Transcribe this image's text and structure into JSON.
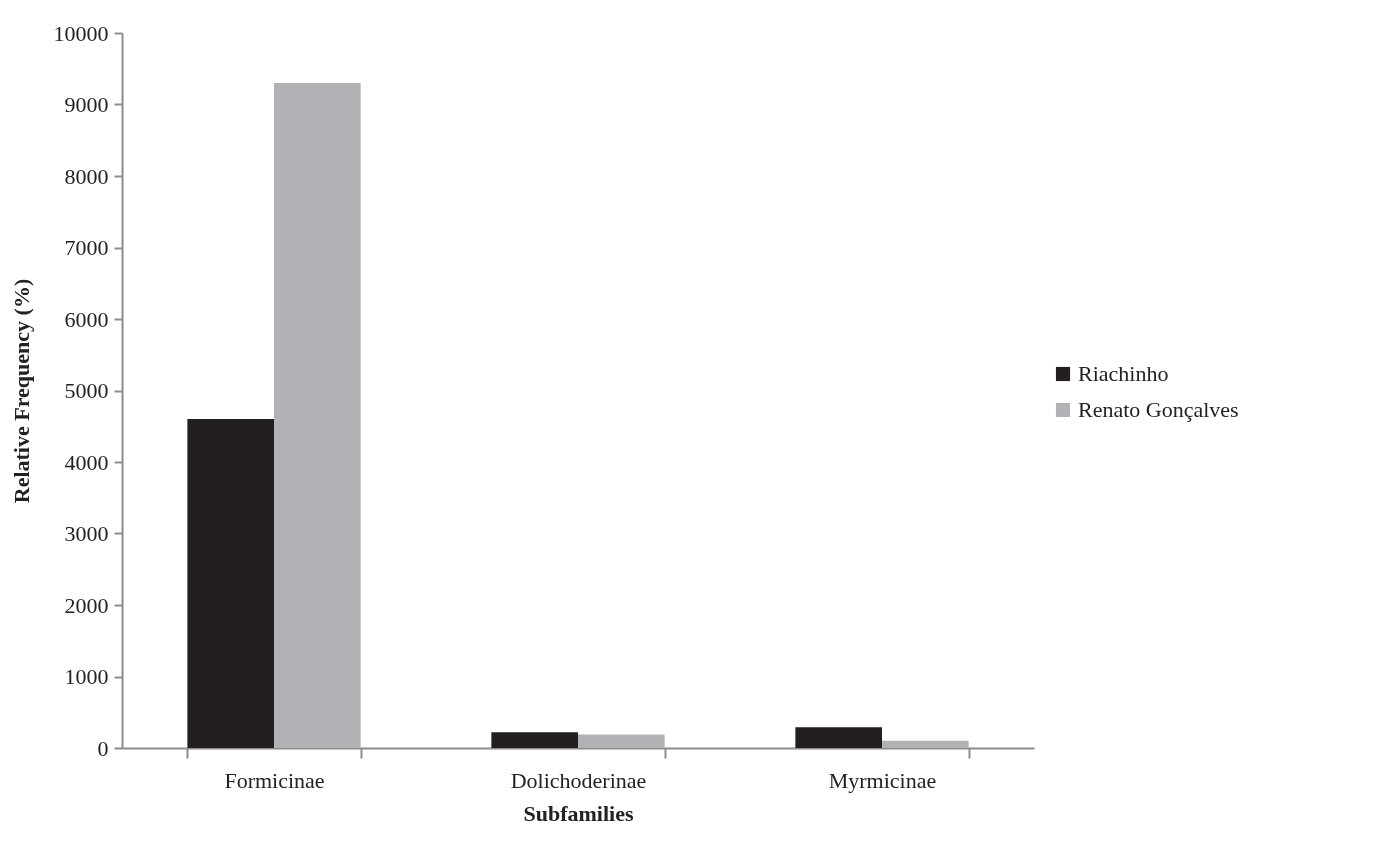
{
  "chart_data": {
    "type": "bar",
    "xlabel": "Subfamilies",
    "ylabel": "Relative Frequency (%)",
    "categories": [
      "Formicinae",
      "Dolichoderinae",
      "Myrmicinae"
    ],
    "series": [
      {
        "name": "Riachinho",
        "color": "#231f20",
        "values": [
          4600,
          220,
          290
        ]
      },
      {
        "name": "Renato Gonçalves",
        "color": "#b1b2b6",
        "values": [
          9300,
          190,
          100
        ]
      }
    ],
    "ylim": [
      0,
      10000
    ],
    "yticks": [
      0,
      1000,
      2000,
      3000,
      4000,
      5000,
      6000,
      7000,
      8000,
      9000,
      10000
    ],
    "grid": false,
    "legend": "right"
  }
}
■ ■ ■ ■ ■ ■ ■
Across the preceding material, how many lines contain the word "name"? State the number alone.

Result for this task.
2